### [Da svolgere]
1 > Risponda alle seguenti domande sul testo relativo alla mostra di Emilio Giuseppe Dossena:
(a) In quale galleria del National Arts Club si è svolta la retrospettiva?
(b) In quale anno è scomparso l'artista?
(c) Presso quali castelli si trovano le opere di decorazione in stile classicheggiante citate?
2 > Copi dal testo relativo alla mostra di Emilio Giuseppe Dossena il brano compreso tra "Venerdì 20 Novembre" e "Emilio Giuseppe Dossena.", estremi inclusi.

NATIONAL ARTS CLUB

ESPONE

Emilio Giuseppe Dossena

Venerdì 20 Novembre alla presenza del Console Generale d’Italia di New York e Connecticut, Giorgio Radicati  e di un folto pubblico, si è svolta, nelle prestigiose sale della Trask Gallery del National Arts Club sita al 15 Gramercy Park South , la retrospettiva  dedicata all’artista lombardo Emilio Giuseppe Dossena.    

La mostra, che rappresenta un “tributo” dal figlio Tiziano Thomas Dossena all’artista scomparso nel 1987 vuole anche essere un itinerario della vita personale ed artistica del pittore, ed è stata riproposta nella galleria in ordine cronologico.   Iniziando dagli anni quaranta e impiegando le tecniche impressionistiche,  il pittore fa uso magistrale dei colori della sua terra, e con grande sensibilità percepisce sperimentando il mondo come artista e individuo.   Dall’impiego dei colori: marrone, ocra, giallo, terra di siena al rosso bruciato, a temi che vano dalla natura, ad oggetti e a personaggi.   Dossena nei quadri di questo periodo è l’artista che osserva e ripropone sulla tela le impressioni, le sue reazioni personali in cui traspare, al tempo stesso, anche la vasta esperienza acquisita accanto a pittori di prestigio internazionali quali  Guttuso,Cantatore, Sassu e Lilloni.   Ma l’artista ha un duplice ruolo, oltre all’attività di pittore, si dedica per molto tempo anche al restauro e alla decorazione in stile classicheggiante che vediamo nelle opere realizzate presso i Castelli di Parrano, e di Monte Giove.

### [Informazioni estratte]
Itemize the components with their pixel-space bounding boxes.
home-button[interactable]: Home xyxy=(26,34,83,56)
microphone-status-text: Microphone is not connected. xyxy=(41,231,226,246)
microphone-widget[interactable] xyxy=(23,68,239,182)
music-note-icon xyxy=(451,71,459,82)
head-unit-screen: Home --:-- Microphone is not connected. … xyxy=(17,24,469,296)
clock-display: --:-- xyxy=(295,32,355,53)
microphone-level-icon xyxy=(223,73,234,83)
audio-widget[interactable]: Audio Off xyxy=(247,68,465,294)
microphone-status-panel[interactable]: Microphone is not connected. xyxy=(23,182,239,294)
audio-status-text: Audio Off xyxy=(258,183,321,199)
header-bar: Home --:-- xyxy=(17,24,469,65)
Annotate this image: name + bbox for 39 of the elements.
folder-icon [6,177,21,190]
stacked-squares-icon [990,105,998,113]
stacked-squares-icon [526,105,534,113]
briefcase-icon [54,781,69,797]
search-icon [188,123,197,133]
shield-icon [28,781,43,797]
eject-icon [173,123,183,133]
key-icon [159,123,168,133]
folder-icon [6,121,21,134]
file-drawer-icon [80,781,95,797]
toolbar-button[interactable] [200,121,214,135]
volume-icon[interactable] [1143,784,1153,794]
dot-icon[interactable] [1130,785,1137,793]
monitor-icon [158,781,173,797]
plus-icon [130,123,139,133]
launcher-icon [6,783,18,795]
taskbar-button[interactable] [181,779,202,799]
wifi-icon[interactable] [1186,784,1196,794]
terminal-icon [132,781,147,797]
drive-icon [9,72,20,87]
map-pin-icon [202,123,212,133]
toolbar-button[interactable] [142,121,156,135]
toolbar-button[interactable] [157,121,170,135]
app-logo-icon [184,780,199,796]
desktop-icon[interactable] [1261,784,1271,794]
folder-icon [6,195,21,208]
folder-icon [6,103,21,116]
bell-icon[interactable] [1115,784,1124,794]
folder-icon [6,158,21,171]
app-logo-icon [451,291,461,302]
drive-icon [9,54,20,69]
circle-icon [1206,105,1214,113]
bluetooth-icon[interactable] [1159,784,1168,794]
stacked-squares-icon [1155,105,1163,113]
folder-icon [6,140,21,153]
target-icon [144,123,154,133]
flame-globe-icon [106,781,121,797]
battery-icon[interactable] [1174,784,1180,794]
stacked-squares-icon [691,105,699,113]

### [Risultati]
1 >
(a) Nella Trask Gallery.
(b) Nel 1987.
(c) Presso i Castelli di Parrano e di Monte Giove.

2 >
Venerdì 20 Novembre alla presenza del Console Generale d’Italia di New York e Connecticut, Giorgio Radicati  e di un folto pubblico, si è svolta, nelle prestigiose sale della Trask Gallery del National Arts Club sita al 15 Gramercy Park South , la retrospettiva  dedicata all’artista lombardo Emilio Giuseppe Dossena.